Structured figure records
|---|

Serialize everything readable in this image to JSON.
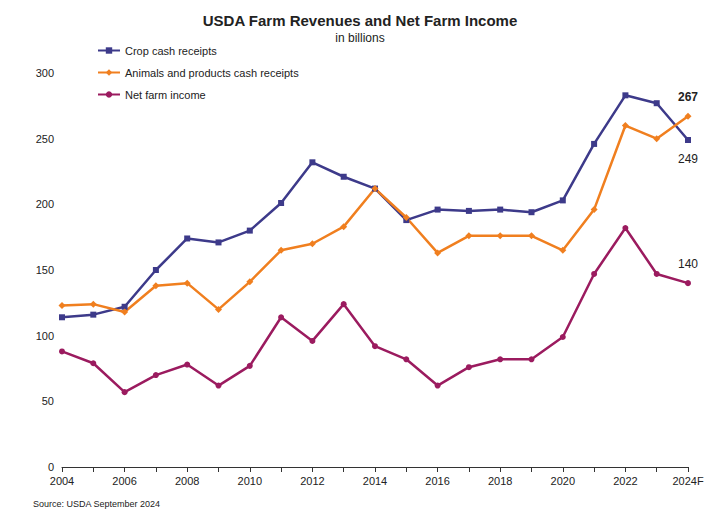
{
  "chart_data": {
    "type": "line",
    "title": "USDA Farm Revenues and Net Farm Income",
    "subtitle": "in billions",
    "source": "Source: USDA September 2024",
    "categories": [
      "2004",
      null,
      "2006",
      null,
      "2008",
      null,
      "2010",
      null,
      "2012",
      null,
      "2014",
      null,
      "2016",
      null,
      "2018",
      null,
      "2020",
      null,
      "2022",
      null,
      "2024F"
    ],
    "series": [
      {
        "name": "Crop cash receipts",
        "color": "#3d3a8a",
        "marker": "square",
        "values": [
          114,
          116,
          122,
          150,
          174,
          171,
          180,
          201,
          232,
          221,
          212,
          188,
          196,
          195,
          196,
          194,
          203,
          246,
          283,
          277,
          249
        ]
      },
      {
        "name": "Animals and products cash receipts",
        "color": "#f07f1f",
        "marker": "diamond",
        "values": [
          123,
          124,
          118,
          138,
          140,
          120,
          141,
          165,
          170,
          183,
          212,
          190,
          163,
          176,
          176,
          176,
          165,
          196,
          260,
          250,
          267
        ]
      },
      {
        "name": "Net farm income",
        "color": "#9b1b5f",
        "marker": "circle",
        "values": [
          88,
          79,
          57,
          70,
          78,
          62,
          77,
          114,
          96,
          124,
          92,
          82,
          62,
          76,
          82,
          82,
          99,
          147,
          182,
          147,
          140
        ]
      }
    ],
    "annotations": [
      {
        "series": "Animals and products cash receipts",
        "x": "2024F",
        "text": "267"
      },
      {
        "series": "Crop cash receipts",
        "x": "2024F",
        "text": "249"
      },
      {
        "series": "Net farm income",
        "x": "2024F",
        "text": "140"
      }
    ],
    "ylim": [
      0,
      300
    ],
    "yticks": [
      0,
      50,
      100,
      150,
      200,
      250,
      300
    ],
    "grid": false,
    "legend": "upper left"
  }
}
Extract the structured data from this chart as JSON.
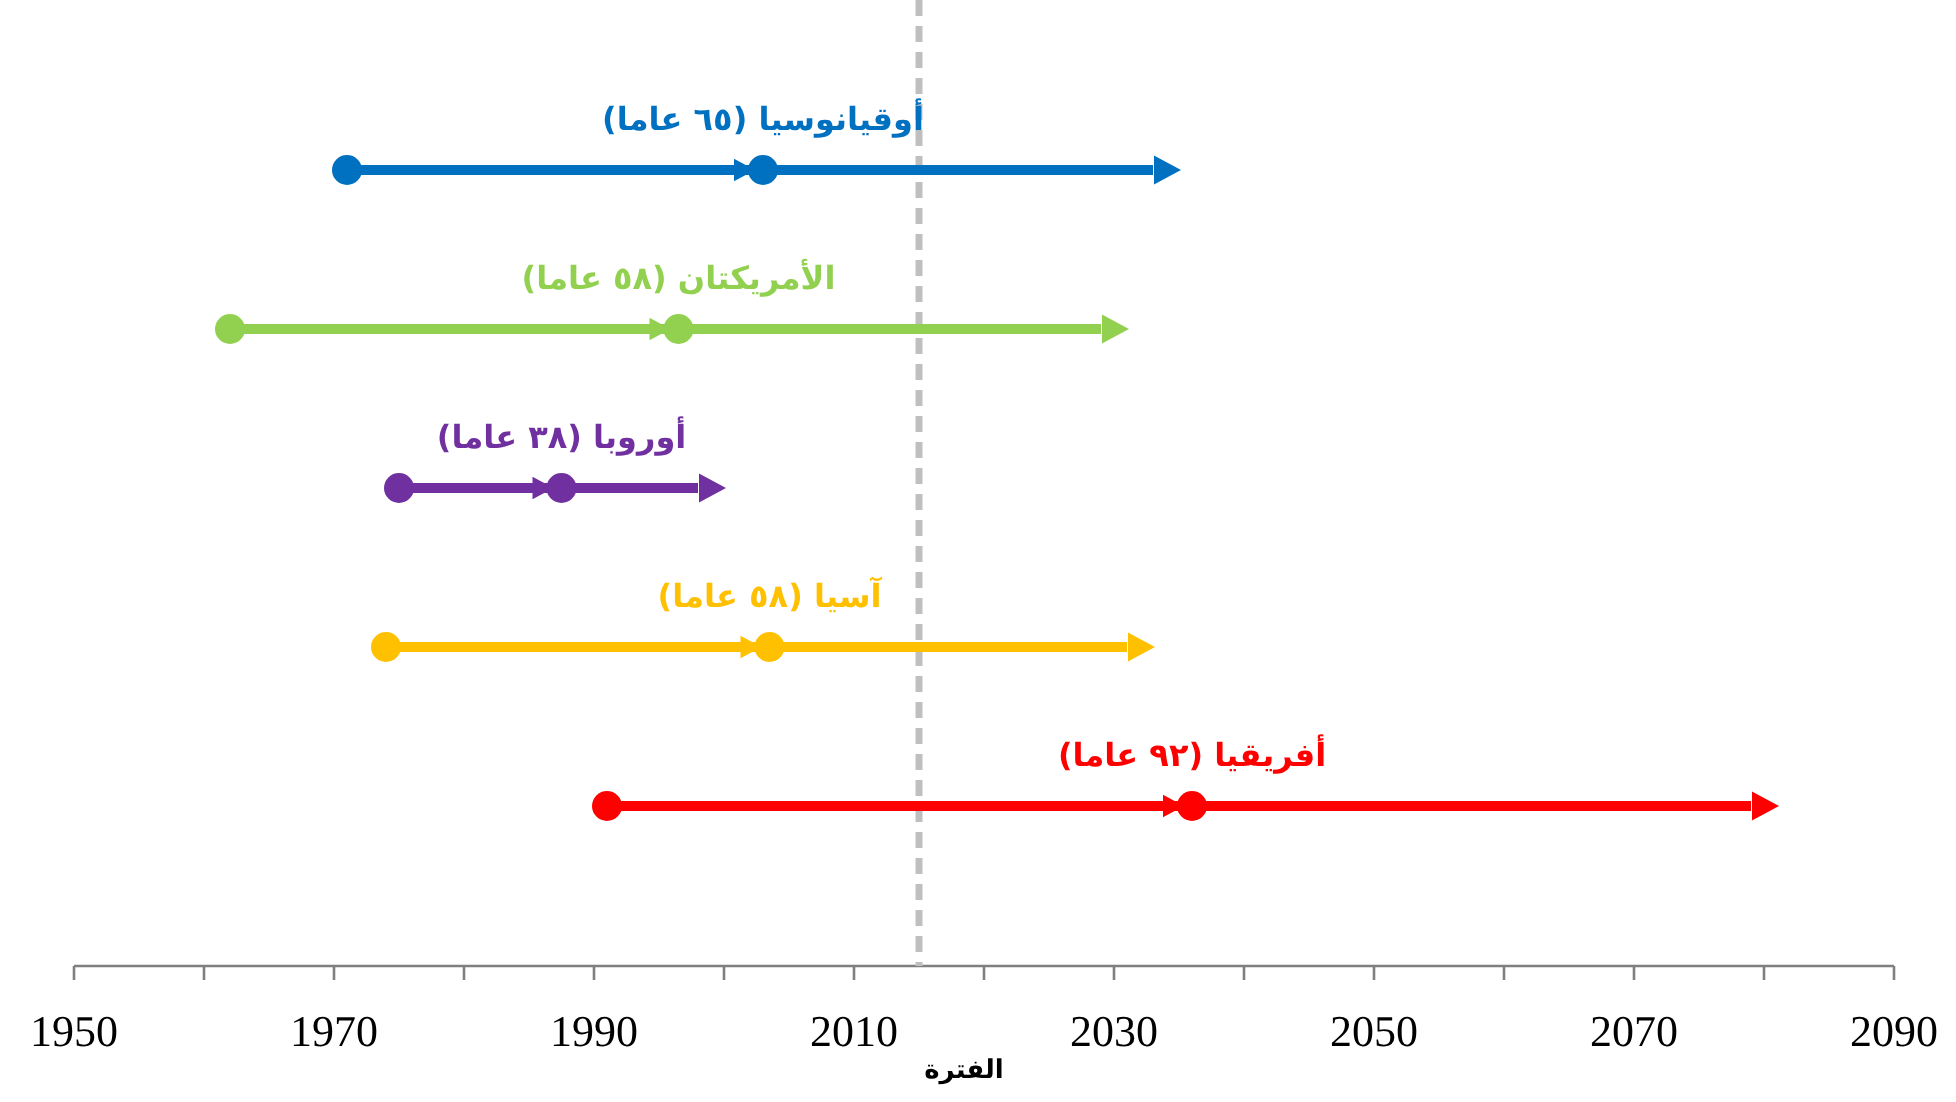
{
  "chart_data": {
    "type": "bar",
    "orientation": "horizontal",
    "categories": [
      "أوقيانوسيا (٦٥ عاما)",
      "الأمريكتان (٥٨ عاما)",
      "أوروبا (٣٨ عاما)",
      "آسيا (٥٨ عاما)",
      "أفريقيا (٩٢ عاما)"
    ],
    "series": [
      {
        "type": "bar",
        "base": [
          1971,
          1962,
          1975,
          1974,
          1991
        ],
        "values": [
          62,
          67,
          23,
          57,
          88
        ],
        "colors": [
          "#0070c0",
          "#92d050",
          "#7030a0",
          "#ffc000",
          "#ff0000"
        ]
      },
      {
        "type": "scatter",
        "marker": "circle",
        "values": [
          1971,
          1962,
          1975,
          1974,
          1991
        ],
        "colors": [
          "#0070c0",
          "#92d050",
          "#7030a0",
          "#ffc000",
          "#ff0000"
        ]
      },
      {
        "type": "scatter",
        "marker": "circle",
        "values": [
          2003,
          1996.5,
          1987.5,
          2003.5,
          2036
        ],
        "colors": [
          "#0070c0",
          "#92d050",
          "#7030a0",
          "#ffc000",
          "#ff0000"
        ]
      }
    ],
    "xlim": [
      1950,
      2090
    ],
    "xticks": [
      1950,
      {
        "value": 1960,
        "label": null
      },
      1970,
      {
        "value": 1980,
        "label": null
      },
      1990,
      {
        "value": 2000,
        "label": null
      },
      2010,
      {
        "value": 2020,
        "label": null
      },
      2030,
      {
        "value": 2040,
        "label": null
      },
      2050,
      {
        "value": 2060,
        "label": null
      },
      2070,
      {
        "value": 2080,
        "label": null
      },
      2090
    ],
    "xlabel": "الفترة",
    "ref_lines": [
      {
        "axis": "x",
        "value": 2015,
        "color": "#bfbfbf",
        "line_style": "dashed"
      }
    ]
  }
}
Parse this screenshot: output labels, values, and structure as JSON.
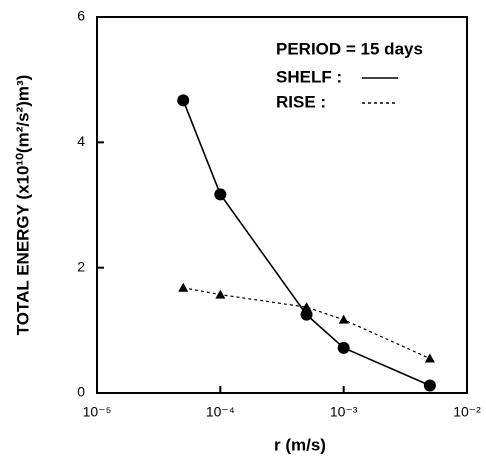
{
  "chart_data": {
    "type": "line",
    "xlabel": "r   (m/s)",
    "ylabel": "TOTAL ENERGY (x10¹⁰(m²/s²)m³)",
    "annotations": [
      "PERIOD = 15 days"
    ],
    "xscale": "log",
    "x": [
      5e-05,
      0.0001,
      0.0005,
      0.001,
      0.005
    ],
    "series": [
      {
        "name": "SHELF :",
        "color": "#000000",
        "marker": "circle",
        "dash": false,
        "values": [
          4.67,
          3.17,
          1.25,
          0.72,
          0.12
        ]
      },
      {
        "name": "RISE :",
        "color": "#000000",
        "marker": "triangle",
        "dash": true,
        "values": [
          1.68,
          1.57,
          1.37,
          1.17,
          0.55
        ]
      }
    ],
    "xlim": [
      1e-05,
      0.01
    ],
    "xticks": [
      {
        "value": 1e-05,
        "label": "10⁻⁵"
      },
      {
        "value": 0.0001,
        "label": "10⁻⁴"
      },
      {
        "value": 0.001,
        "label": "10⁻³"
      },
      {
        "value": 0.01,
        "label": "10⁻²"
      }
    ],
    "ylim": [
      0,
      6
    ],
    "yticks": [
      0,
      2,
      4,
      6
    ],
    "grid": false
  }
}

|---|

§ **EXERCISE DESCRIPTION**:
Quote the records in full and exactly; skip any image.

§ **SOLUTION BELOW**:
Serialize everything readable in this image to JSON.
{
  "chart_data": {
    "type": "line",
    "title": "USDA Farm Revenues and Net Farm Income",
    "subtitle": "in billions",
    "source": "Source: USDA September 2024",
    "categories": [
      "2004",
      null,
      "2006",
      null,
      "2008",
      null,
      "2010",
      null,
      "2012",
      null,
      "2014",
      null,
      "2016",
      null,
      "2018",
      null,
      "2020",
      null,
      "2022",
      null,
      "2024F"
    ],
    "series": [
      {
        "name": "Crop cash receipts",
        "color": "#3d3a8a",
        "marker": "square",
        "values": [
          114,
          116,
          122,
          150,
          174,
          171,
          180,
          201,
          232,
          221,
          212,
          188,
          196,
          195,
          196,
          194,
          203,
          246,
          283,
          277,
          249
        ]
      },
      {
        "name": "Animals and products cash receipts",
        "color": "#f07f1f",
        "marker": "diamond",
        "values": [
          123,
          124,
          118,
          138,
          140,
          120,
          141,
          165,
          170,
          183,
          212,
          190,
          163,
          176,
          176,
          176,
          165,
          196,
          260,
          250,
          267
        ]
      },
      {
        "name": "Net farm income",
        "color": "#9b1b5f",
        "marker": "circle",
        "values": [
          88,
          79,
          57,
          70,
          78,
          62,
          77,
          114,
          96,
          124,
          92,
          82,
          62,
          76,
          82,
          82,
          99,
          147,
          182,
          147,
          140
        ]
      }
    ],
    "annotations": [
      {
        "series": "Animals and products cash receipts",
        "x": "2024F",
        "text": "267"
      },
      {
        "series": "Crop cash receipts",
        "x": "2024F",
        "text": "249"
      },
      {
        "series": "Net farm income",
        "x": "2024F",
        "text": "140"
      }
    ],
    "ylim": [
      0,
      300
    ],
    "yticks": [
      0,
      50,
      100,
      150,
      200,
      250,
      300
    ],
    "grid": false,
    "legend": "upper left"
  }
}
Extract the structured data from this chart as JSON.
{
  "chart_data": {
    "type": "bar",
    "orientation": "horizontal",
    "categories": [
      "أوقيانوسيا (٦٥ عاما)",
      "الأمريكتان (٥٨ عاما)",
      "أوروبا (٣٨ عاما)",
      "آسيا (٥٨ عاما)",
      "أفريقيا (٩٢ عاما)"
    ],
    "series": [
      {
        "type": "bar",
        "base": [
          1971,
          1962,
          1975,
          1974,
          1991
        ],
        "values": [
          62,
          67,
          23,
          57,
          88
        ],
        "colors": [
          "#0070c0",
          "#92d050",
          "#7030a0",
          "#ffc000",
          "#ff0000"
        ]
      },
      {
        "type": "scatter",
        "marker": "circle",
        "values": [
          1971,
          1962,
          1975,
          1974,
          1991
        ],
        "colors": [
          "#0070c0",
          "#92d050",
          "#7030a0",
          "#ffc000",
          "#ff0000"
        ]
      },
      {
        "type": "scatter",
        "marker": "circle",
        "values": [
          2003,
          1996.5,
          1987.5,
          2003.5,
          2036
        ],
        "colors": [
          "#0070c0",
          "#92d050",
          "#7030a0",
          "#ffc000",
          "#ff0000"
        ]
      }
    ],
    "xlim": [
      1950,
      2090
    ],
    "xticks": [
      1950,
      {
        "value": 1960,
        "label": null
      },
      1970,
      {
        "value": 1980,
        "label": null
      },
      1990,
      {
        "value": 2000,
        "label": null
      },
      2010,
      {
        "value": 2020,
        "label": null
      },
      2030,
      {
        "value": 2040,
        "label": null
      },
      2050,
      {
        "value": 2060,
        "label": null
      },
      2070,
      {
        "value": 2080,
        "label": null
      },
      2090
    ],
    "xlabel": "الفترة",
    "ref_lines": [
      {
        "axis": "x",
        "value": 2015,
        "color": "#bfbfbf",
        "line_style": "dashed"
      }
    ]
  }
}
Parse this screenshot: output labels, values, and structure as JSON.
{
  "chart_data": {
    "type": "line",
    "xlabel": "r   (m/s)",
    "ylabel": "TOTAL ENERGY (x10¹⁰(m²/s²)m³)",
    "annotations": [
      "PERIOD = 15 days"
    ],
    "xscale": "log",
    "x": [
      5e-05,
      0.0001,
      0.0005,
      0.001,
      0.005
    ],
    "series": [
      {
        "name": "SHELF :",
        "color": "#000000",
        "marker": "circle",
        "dash": false,
        "values": [
          4.67,
          3.17,
          1.25,
          0.72,
          0.12
        ]
      },
      {
        "name": "RISE :",
        "color": "#000000",
        "marker": "triangle",
        "dash": true,
        "values": [
          1.68,
          1.57,
          1.37,
          1.17,
          0.55
        ]
      }
    ],
    "xlim": [
      1e-05,
      0.01
    ],
    "xticks": [
      {
        "value": 1e-05,
        "label": "10⁻⁵"
      },
      {
        "value": 0.0001,
        "label": "10⁻⁴"
      },
      {
        "value": 0.001,
        "label": "10⁻³"
      },
      {
        "value": 0.01,
        "label": "10⁻²"
      }
    ],
    "ylim": [
      0,
      6
    ],
    "yticks": [
      0,
      2,
      4,
      6
    ],
    "grid": false
  }
}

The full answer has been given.